◆ **Exercise description**: Find and return each line containing "marker".

◆ **Exercise data**:
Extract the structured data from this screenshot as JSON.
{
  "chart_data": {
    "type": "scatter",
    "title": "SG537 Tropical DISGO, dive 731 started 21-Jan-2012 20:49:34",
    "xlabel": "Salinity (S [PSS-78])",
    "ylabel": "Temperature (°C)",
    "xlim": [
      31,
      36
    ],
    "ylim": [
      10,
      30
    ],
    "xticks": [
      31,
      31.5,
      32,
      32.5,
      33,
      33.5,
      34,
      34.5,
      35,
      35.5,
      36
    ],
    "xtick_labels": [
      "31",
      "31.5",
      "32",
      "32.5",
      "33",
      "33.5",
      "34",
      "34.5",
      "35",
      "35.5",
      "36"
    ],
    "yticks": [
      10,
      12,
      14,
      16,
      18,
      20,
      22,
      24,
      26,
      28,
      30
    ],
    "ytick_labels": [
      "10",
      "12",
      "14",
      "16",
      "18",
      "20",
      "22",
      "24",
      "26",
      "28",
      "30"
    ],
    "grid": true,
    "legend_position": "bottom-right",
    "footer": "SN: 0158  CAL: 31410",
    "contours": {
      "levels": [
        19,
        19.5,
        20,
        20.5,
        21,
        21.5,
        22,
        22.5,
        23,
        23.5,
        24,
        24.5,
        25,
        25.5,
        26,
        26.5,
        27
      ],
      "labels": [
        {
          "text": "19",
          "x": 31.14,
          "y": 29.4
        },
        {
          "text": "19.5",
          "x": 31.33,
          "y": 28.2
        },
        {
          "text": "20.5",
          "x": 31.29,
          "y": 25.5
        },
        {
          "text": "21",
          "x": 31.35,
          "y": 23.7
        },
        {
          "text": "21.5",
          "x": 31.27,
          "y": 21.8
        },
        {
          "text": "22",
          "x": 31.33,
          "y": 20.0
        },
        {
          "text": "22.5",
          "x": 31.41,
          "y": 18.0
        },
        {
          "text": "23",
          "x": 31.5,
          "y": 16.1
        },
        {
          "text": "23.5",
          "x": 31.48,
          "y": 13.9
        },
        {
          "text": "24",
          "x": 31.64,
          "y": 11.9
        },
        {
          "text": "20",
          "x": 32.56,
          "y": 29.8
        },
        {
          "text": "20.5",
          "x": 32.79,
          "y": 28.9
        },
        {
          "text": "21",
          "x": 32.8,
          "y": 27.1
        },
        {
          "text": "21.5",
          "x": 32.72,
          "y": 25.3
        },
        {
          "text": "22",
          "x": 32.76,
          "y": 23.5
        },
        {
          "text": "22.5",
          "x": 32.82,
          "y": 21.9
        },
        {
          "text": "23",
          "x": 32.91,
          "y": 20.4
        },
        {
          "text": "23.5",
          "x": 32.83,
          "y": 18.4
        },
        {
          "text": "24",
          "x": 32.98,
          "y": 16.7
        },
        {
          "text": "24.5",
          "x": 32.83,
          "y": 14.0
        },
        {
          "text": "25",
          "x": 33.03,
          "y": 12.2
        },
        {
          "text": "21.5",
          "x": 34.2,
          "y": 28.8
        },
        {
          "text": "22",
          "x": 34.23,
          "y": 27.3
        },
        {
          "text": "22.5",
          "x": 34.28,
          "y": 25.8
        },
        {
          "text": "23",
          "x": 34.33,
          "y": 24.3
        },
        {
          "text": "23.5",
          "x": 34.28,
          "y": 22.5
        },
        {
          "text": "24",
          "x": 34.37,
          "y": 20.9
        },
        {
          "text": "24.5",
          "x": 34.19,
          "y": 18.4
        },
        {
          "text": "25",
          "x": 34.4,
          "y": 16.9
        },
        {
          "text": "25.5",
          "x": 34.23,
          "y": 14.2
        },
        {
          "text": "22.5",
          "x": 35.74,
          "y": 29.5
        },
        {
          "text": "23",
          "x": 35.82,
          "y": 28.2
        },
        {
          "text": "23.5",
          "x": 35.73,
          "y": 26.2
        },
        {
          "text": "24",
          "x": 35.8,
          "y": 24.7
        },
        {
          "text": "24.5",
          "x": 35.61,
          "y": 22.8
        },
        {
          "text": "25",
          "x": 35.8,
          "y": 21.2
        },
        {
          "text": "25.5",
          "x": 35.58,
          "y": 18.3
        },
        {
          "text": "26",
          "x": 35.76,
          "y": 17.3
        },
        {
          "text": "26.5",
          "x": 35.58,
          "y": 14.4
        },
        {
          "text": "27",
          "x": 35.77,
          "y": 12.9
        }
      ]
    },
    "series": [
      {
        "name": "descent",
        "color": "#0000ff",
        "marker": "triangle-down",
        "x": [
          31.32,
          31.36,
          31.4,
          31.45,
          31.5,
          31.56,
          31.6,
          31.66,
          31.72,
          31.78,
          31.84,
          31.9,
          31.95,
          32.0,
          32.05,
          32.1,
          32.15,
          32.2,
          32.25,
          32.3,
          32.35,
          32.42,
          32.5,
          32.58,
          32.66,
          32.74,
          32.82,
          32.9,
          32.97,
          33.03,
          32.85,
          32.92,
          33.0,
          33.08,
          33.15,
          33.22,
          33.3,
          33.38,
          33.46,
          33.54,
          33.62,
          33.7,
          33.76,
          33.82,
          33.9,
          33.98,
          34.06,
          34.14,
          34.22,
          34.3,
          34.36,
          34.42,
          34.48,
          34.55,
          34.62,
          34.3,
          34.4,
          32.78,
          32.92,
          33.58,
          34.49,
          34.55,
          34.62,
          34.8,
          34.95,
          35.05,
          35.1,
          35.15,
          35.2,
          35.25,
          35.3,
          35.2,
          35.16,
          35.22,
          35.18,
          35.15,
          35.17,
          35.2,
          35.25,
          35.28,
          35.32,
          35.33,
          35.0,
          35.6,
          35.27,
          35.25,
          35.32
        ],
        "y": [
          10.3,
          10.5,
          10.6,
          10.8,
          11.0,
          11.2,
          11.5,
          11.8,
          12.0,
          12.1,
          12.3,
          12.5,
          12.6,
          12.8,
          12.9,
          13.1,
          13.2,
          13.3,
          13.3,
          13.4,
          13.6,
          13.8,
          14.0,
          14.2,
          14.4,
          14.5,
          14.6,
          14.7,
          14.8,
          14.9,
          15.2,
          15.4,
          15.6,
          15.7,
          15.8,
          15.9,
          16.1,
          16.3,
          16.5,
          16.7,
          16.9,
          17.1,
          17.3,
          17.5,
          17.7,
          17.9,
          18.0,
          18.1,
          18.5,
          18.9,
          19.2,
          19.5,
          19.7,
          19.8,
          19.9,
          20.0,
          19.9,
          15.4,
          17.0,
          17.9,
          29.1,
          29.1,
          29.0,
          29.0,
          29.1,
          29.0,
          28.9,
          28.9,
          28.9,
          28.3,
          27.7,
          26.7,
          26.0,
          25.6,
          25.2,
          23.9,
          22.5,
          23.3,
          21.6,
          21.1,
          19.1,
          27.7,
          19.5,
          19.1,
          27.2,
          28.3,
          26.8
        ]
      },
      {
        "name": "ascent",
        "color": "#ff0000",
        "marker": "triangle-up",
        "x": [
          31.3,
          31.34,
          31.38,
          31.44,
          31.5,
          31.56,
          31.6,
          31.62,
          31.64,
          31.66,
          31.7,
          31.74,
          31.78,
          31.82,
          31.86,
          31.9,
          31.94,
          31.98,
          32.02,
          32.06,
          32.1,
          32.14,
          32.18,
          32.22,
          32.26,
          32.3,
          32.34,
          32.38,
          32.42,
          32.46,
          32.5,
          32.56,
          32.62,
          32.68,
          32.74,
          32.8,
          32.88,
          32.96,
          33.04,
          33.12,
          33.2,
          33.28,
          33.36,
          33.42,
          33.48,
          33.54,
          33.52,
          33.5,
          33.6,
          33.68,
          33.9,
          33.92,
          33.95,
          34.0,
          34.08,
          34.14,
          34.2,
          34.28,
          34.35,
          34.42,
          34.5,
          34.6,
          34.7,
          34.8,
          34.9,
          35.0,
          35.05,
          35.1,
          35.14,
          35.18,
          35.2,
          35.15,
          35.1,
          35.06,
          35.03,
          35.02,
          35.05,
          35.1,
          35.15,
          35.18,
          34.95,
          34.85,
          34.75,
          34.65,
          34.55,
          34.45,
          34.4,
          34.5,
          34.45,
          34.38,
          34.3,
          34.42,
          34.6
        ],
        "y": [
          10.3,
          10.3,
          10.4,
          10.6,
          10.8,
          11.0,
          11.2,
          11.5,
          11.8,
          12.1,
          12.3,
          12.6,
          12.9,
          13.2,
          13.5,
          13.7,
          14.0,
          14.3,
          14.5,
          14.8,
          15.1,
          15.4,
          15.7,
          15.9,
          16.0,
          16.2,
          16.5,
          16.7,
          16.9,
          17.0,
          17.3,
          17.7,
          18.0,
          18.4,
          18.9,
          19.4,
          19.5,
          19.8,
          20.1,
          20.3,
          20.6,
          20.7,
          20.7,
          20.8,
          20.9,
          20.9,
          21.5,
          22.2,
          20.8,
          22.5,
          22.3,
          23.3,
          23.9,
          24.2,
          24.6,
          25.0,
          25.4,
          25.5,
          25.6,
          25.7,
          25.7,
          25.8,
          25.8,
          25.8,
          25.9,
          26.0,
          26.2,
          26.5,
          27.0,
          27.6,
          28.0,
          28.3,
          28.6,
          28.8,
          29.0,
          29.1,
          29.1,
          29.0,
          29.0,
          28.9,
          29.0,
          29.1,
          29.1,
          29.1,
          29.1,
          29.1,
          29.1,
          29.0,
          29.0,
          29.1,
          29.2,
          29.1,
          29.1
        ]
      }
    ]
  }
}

◆ **Exercise answer**:
        "marker": "triangle-down",
        "marker": "triangle-up",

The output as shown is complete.